--- Start of Extracted records ---

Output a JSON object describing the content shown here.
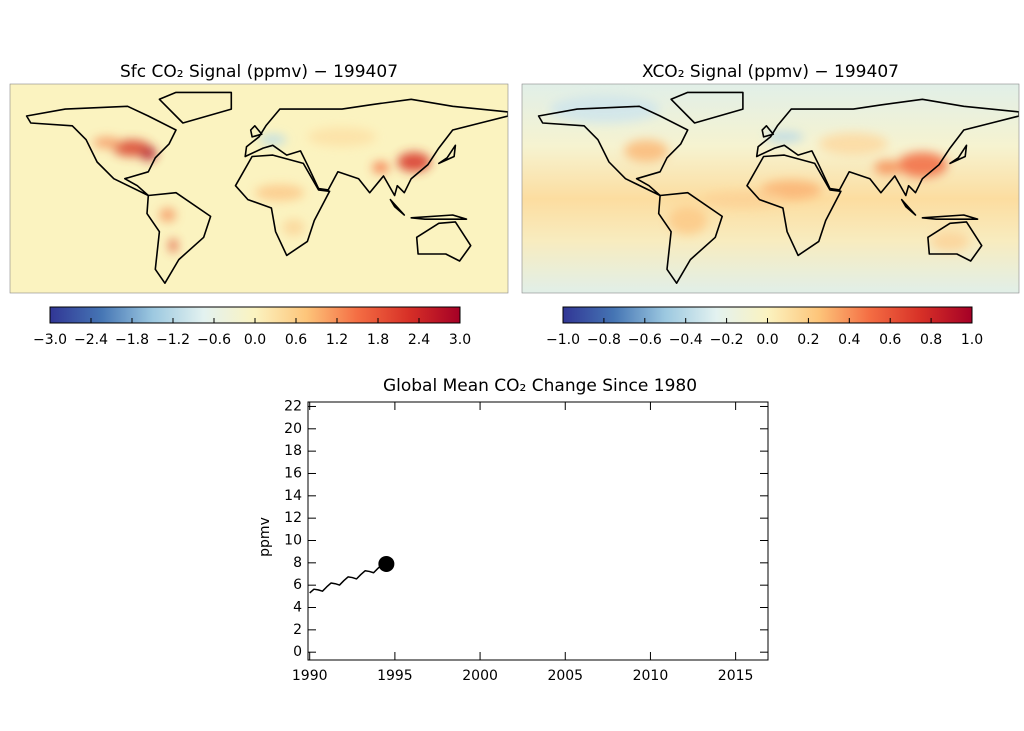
{
  "chart_data": [
    {
      "type": "map",
      "title": "Sfc CO₂ Signal (ppmv) − 199407",
      "clim": [
        -3,
        3
      ],
      "cticks": [
        {
          "value": -3,
          "label": "−3.0"
        },
        {
          "value": -2.4,
          "label": "−2.4"
        },
        {
          "value": -1.8,
          "label": "−1.8"
        },
        {
          "value": -1.2,
          "label": "−1.2"
        },
        {
          "value": -0.6,
          "label": "−0.6"
        },
        {
          "value": 0,
          "label": "0.0"
        },
        0.6,
        1.2,
        1.8,
        2.4,
        {
          "value": 3,
          "label": "3.0"
        }
      ],
      "colormap": [
        "#313695",
        "#4575b4",
        "#9cc8e0",
        "#e3f2f0",
        "#fbf3c0",
        "#fdc57a",
        "#f46d43",
        "#d73027",
        "#a50026"
      ]
    },
    {
      "type": "map",
      "title": "XCO₂ Signal (ppmv) − 199407",
      "clim": [
        -1,
        1
      ],
      "cticks": [
        {
          "value": -1,
          "label": "−1.0"
        },
        {
          "value": -0.8,
          "label": "−0.8"
        },
        {
          "value": -0.6,
          "label": "−0.6"
        },
        {
          "value": -0.4,
          "label": "−0.4"
        },
        {
          "value": -0.2,
          "label": "−0.2"
        },
        {
          "value": 0,
          "label": "0.0"
        },
        0.2,
        0.4,
        0.6,
        0.8,
        {
          "value": 1,
          "label": "1.0"
        }
      ],
      "colormap": [
        "#313695",
        "#4575b4",
        "#9cc8e0",
        "#e3f2f0",
        "#fbf3c0",
        "#fdc57a",
        "#f46d43",
        "#d73027",
        "#a50026"
      ]
    },
    {
      "type": "line",
      "title": "Global Mean CO₂ Change Since 1980",
      "ylabel": "ppmv",
      "color": "#000000",
      "x": [
        1990.0,
        1990.25,
        1990.5,
        1990.75,
        1991.0,
        1991.25,
        1991.5,
        1991.75,
        1992.0,
        1992.25,
        1992.5,
        1992.75,
        1993.0,
        1993.25,
        1993.5,
        1993.75,
        1994.0,
        1994.25,
        1994.5
      ],
      "values": [
        5.3,
        5.64,
        5.58,
        5.46,
        5.85,
        6.19,
        6.13,
        6.01,
        6.4,
        6.74,
        6.68,
        6.56,
        6.95,
        7.29,
        7.23,
        7.11,
        7.5,
        7.84,
        7.9
      ],
      "xlim": [
        1989.9,
        2016.9
      ],
      "ylim": [
        -0.7,
        22.4
      ],
      "xticks": [
        1990,
        1995,
        2000,
        2005,
        2010,
        2015
      ],
      "yticks": [
        0,
        2,
        4,
        6,
        8,
        10,
        12,
        14,
        16,
        18,
        20,
        22
      ]
    }
  ]
}
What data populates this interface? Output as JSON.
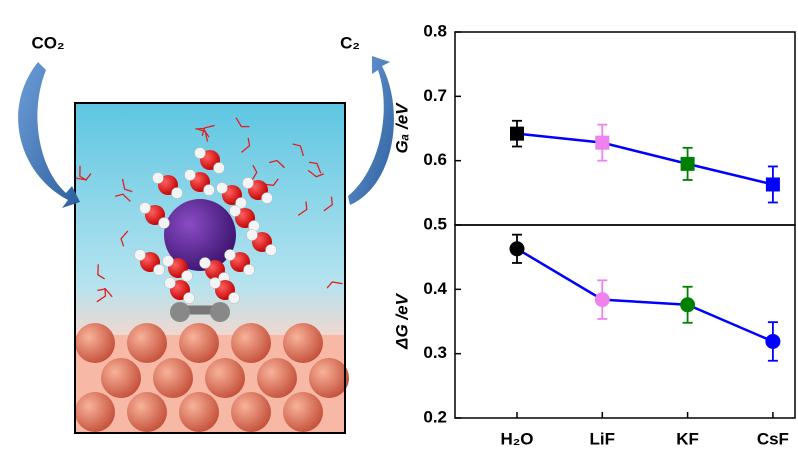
{
  "illustration": {
    "reactant": "CO₂",
    "product": "C₂"
  },
  "chart_data": [
    {
      "type": "line",
      "y_label": "Gₐ /eV",
      "categories": [
        "H₂O",
        "LiF",
        "KF",
        "CsF"
      ],
      "values": [
        0.642,
        0.628,
        0.595,
        0.563
      ],
      "errors": [
        0.02,
        0.028,
        0.025,
        0.028
      ],
      "line_color": "#0000ff",
      "point_colors": [
        "#000000",
        "#ee82ee",
        "#008000",
        "#0000ff"
      ],
      "marker": "square",
      "ylim": [
        0.5,
        0.8
      ],
      "yticks": [
        0.6,
        0.7,
        0.8
      ]
    },
    {
      "type": "line",
      "y_label": "ΔG /eV",
      "categories": [
        "H₂O",
        "LiF",
        "KF",
        "CsF"
      ],
      "values": [
        0.463,
        0.384,
        0.376,
        0.319
      ],
      "errors": [
        0.022,
        0.03,
        0.028,
        0.03
      ],
      "line_color": "#0000ff",
      "point_colors": [
        "#000000",
        "#ee82ee",
        "#008000",
        "#0000ff"
      ],
      "marker": "circle",
      "ylim": [
        0.2,
        0.5
      ],
      "yticks": [
        0.2,
        0.3,
        0.4,
        0.5
      ]
    }
  ]
}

--- End of Extracted records ---

Problem statement: Copy every line of the data that holds the string "JSON".

Task solution:
Output a JSON object describing the content shown here.
What data populates this interface? Output as JSON.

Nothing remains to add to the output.